— START THE RECORDS —

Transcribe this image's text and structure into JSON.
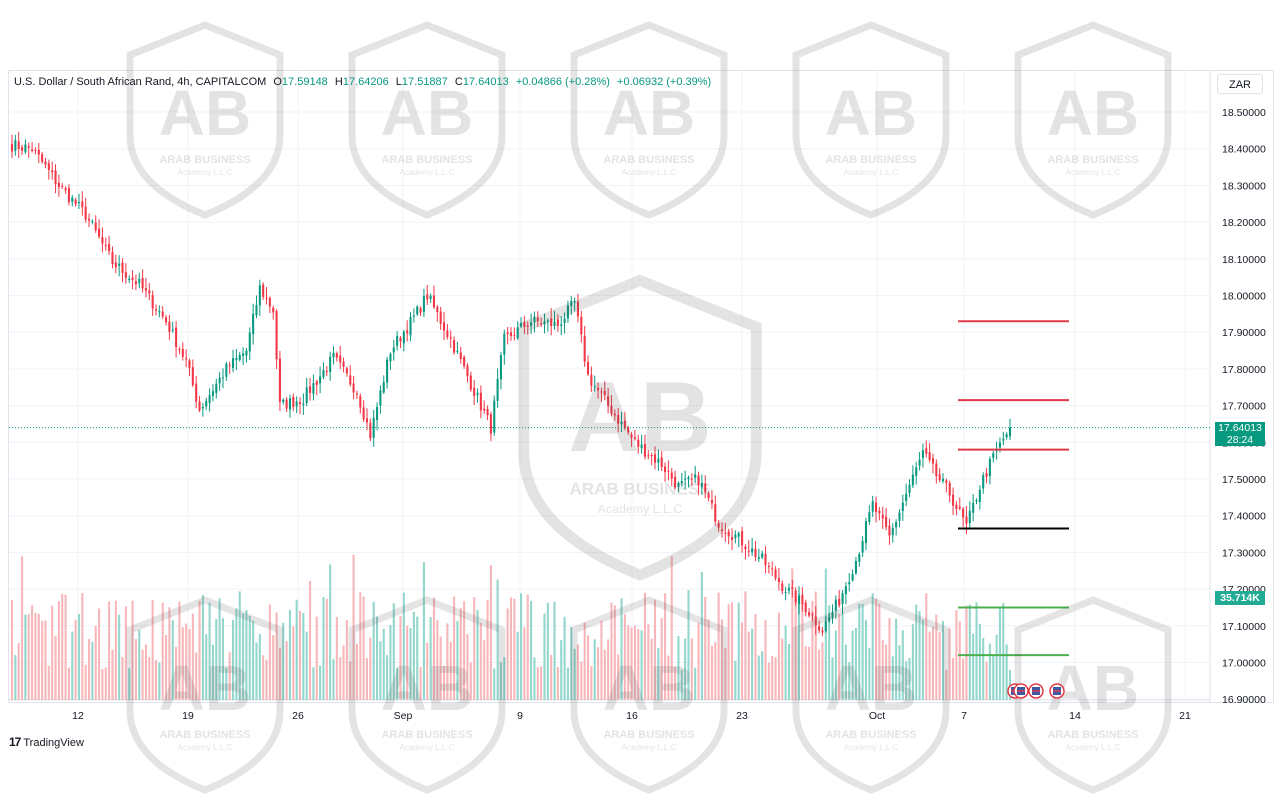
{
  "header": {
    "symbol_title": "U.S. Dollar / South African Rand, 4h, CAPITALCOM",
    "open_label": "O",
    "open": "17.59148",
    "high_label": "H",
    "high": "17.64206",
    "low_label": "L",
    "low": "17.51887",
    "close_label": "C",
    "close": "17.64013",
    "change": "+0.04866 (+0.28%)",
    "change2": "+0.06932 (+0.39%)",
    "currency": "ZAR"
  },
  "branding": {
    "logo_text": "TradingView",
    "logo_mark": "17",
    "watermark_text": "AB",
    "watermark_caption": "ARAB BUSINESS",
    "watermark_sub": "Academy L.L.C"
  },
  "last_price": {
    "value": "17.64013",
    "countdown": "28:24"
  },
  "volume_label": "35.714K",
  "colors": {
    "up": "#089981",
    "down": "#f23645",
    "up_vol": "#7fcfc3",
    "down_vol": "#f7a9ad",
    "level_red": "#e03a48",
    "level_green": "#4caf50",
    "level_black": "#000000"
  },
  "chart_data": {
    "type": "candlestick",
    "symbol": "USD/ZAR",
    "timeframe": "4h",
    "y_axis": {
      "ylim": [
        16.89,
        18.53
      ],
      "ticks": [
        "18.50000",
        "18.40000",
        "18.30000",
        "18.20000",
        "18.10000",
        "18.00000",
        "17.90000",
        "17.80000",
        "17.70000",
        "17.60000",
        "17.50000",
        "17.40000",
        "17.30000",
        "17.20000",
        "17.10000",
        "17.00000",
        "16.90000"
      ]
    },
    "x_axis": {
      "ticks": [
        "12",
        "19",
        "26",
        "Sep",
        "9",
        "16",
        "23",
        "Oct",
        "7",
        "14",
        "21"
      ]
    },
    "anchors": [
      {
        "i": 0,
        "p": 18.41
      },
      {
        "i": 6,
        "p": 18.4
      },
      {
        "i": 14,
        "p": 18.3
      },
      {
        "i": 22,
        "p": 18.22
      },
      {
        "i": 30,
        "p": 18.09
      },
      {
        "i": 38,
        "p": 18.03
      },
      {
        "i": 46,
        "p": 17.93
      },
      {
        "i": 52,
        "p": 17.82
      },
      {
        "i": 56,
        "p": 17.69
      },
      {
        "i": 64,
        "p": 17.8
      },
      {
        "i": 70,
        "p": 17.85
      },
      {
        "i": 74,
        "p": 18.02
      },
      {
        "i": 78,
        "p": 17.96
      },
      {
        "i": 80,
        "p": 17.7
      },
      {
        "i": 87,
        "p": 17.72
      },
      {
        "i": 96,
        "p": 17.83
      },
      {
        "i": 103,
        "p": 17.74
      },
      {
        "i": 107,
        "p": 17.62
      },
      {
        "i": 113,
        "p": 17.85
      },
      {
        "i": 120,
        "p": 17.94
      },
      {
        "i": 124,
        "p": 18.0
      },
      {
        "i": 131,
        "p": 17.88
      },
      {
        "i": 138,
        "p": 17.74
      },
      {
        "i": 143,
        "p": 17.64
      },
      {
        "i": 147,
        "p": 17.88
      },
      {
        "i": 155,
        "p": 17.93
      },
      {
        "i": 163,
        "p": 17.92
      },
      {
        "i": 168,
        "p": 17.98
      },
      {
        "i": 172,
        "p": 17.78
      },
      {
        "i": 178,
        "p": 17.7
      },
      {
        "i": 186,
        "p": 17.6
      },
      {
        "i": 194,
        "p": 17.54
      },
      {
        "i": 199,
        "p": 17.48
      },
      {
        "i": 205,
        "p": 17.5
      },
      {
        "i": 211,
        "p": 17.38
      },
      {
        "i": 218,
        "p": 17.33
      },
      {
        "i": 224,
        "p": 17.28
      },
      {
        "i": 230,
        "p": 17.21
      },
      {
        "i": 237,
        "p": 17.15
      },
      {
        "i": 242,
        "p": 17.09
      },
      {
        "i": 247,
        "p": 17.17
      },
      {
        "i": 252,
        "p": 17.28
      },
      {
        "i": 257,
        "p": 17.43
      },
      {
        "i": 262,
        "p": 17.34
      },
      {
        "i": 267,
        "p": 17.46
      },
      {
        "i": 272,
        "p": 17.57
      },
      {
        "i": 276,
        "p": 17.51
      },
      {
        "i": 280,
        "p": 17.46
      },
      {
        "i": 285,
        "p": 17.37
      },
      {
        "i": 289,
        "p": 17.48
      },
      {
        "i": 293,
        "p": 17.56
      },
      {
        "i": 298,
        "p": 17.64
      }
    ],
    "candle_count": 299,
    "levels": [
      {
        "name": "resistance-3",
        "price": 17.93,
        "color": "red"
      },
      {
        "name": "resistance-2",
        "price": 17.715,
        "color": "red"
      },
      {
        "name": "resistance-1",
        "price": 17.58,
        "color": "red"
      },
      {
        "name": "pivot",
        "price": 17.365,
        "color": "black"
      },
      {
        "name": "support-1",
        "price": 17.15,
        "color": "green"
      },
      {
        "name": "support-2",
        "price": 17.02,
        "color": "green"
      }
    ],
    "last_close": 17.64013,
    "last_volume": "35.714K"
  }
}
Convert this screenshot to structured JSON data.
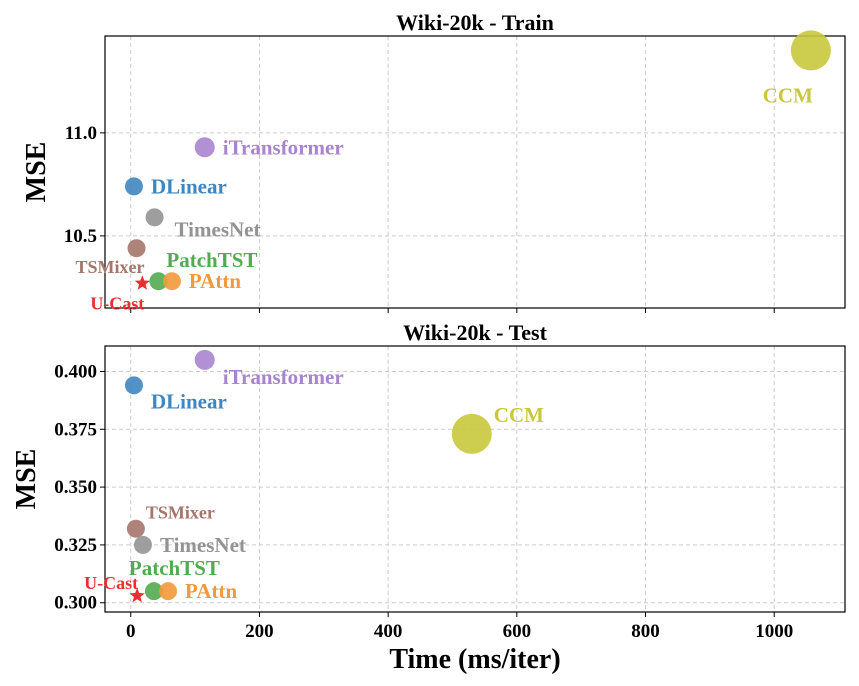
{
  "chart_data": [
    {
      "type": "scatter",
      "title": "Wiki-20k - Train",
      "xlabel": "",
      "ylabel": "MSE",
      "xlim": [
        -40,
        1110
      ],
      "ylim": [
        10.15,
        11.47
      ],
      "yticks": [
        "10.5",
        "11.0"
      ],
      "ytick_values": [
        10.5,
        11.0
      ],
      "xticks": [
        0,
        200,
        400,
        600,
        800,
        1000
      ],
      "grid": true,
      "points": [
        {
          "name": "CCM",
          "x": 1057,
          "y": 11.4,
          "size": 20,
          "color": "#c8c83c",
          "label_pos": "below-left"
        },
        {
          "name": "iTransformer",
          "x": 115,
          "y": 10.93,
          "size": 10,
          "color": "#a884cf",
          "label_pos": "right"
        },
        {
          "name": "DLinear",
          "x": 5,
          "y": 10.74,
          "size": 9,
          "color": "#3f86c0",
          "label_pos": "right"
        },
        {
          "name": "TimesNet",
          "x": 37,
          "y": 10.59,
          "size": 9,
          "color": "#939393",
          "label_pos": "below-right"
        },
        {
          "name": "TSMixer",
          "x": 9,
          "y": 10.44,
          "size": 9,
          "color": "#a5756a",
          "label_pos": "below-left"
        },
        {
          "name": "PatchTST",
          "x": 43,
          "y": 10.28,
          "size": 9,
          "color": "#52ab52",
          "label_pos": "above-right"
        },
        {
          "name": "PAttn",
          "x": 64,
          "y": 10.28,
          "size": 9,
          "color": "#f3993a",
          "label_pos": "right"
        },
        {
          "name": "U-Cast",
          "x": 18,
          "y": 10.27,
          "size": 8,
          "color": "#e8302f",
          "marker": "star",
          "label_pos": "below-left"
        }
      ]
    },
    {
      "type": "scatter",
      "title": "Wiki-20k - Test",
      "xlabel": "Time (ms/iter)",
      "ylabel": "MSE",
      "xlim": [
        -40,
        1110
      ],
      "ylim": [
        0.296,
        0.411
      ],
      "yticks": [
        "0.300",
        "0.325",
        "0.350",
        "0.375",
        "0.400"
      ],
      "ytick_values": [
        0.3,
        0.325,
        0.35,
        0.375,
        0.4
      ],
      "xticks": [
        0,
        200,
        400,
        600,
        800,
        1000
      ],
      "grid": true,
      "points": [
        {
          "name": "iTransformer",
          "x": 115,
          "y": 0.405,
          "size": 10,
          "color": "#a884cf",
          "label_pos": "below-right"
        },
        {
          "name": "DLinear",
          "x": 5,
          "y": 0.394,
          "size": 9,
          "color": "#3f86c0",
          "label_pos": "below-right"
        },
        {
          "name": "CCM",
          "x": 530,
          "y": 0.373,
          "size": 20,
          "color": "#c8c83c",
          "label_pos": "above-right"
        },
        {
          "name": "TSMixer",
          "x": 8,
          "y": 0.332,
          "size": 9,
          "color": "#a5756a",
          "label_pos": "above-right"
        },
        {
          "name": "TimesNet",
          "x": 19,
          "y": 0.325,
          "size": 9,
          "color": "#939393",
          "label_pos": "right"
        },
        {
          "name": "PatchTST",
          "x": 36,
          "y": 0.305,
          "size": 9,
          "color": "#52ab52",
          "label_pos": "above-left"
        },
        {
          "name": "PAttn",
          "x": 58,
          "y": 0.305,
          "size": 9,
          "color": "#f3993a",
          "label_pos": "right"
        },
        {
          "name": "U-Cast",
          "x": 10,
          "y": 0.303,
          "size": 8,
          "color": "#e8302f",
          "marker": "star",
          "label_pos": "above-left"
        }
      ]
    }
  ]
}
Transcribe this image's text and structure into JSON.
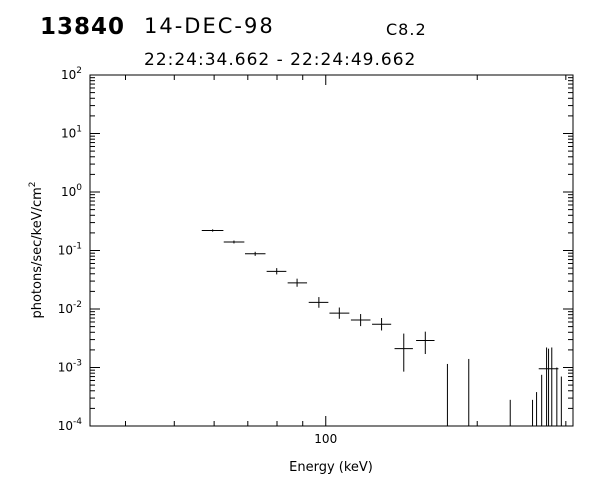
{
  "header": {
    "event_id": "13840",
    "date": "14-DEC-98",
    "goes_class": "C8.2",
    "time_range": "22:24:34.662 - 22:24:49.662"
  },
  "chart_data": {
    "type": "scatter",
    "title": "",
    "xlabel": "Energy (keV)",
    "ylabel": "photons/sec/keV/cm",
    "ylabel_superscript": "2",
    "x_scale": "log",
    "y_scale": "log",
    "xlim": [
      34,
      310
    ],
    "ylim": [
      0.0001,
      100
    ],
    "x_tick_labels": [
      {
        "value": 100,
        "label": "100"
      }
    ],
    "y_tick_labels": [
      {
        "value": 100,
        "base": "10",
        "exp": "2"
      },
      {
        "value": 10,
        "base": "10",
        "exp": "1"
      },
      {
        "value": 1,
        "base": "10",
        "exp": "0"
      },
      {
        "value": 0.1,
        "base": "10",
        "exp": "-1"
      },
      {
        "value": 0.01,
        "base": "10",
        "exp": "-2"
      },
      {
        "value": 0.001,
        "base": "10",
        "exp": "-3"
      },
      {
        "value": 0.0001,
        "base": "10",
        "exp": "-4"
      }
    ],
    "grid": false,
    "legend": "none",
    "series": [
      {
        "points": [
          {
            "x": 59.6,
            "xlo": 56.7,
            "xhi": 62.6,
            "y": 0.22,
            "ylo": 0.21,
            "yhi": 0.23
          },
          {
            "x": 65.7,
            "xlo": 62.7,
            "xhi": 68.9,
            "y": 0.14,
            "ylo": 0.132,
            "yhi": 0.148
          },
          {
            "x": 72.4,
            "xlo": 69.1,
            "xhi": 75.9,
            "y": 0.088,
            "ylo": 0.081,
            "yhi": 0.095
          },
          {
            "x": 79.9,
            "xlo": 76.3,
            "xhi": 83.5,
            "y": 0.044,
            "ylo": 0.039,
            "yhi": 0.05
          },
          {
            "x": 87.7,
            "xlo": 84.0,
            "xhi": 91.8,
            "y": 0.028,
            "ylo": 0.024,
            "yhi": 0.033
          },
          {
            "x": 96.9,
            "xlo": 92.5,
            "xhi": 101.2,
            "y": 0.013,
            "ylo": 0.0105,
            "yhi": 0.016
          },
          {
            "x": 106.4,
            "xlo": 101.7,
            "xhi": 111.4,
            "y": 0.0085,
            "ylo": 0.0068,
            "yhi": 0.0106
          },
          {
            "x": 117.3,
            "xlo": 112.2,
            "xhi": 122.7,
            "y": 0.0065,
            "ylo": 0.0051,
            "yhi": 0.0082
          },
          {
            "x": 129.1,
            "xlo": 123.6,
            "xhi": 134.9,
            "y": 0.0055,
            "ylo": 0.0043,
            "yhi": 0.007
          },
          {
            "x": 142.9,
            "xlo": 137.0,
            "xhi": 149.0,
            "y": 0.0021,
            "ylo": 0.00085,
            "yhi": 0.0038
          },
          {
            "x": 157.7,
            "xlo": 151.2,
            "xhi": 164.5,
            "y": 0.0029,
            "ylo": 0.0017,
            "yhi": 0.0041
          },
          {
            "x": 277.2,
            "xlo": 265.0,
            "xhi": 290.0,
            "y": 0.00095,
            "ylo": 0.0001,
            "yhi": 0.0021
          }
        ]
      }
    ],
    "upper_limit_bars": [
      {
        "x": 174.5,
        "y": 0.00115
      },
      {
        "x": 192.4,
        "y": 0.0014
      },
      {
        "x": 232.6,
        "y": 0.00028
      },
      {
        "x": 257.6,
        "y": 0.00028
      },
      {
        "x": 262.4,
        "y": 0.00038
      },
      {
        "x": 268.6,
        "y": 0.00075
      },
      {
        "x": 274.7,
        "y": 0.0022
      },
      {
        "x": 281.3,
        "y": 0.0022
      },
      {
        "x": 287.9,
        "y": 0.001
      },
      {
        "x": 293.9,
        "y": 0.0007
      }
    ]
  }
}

— END THE RECORDS —

_INSTRUCTIONS TO FOLLOW_
In the listing, find every line containing the word "resistance" and list it.

_EXERCISE RESULT_
        "name": "resistance-3",
        "name": "resistance-2",
        "name": "resistance-1",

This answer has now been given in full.